■ Written task ■
In the comments on Rust syntax below, whose Rust style does one commenter call very readable?

■ Text to read ■
--- --- ---

I think the thing people don't like about Rust is that it looks vaguely C-like but is clearly not C. People might like it better if it was further removed (aesthetically) from C's syntax. But then they would also complain.
I think there was no way for Rust to meet all its semantic goals and also make people happy about the syntax.
C++ on the other hand also is vaguely C like, but can look equally messy as typical Rust code.
OTH I find Makepad's Rust style very readable, but I can't quite put my finger on it what's different from other Rust code bases:
By removing the ugly "syntax" (and thus also removing important semantics), they're showing that the reason Rust has a lot going on syntactically is because the code is actually expressing important semantics. You can't have a nicer Rust syntax without losing semantics in the process.
var foo []my_struct = {{"foo", 1, "bar"}, {"foo", 1, "bar}, ...}
This is often useful in tests (where each struct value represents a test case). Rust doesn't seem to offer any similarly compact initialization syntax for arrays or Vecs. You have to write some abomination like this: let foo = [MyStruct{a: "foo", b: 1, c: "amp"}, MyStruct{a: "bar", b: 1, c: "fff"}, MyStruct{a: "amp", b: 1, c: "aaa"} ];
Sure, it's more explicit. But even if I add a type annotation to 'foo' specifying the array type, I still have to repeat MyStruct for every member. const foos = [("foo", 1, "bar"), ("foo", 1, "bar"), ...];
for (str1, num, str2) in &foos {
// ...

--- --- ---

■ Data section ■
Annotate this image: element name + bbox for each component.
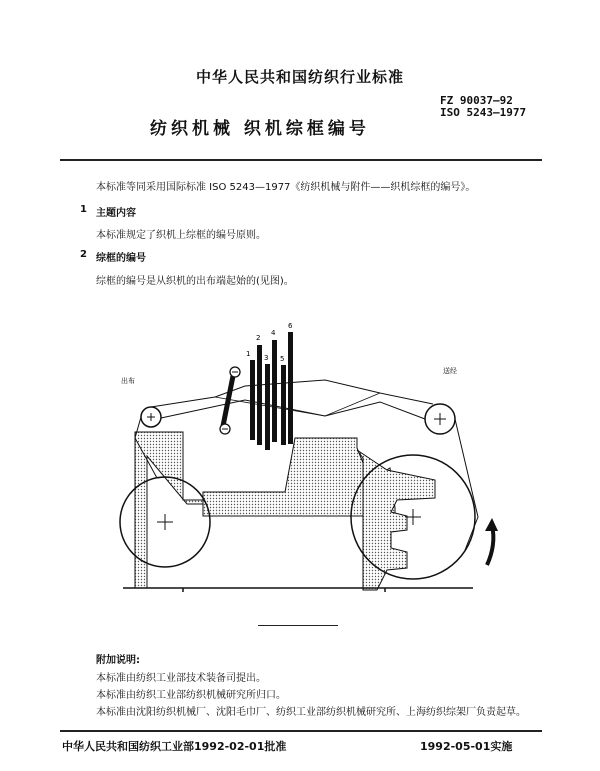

--- --- ---

■ Output below ■
Makepad's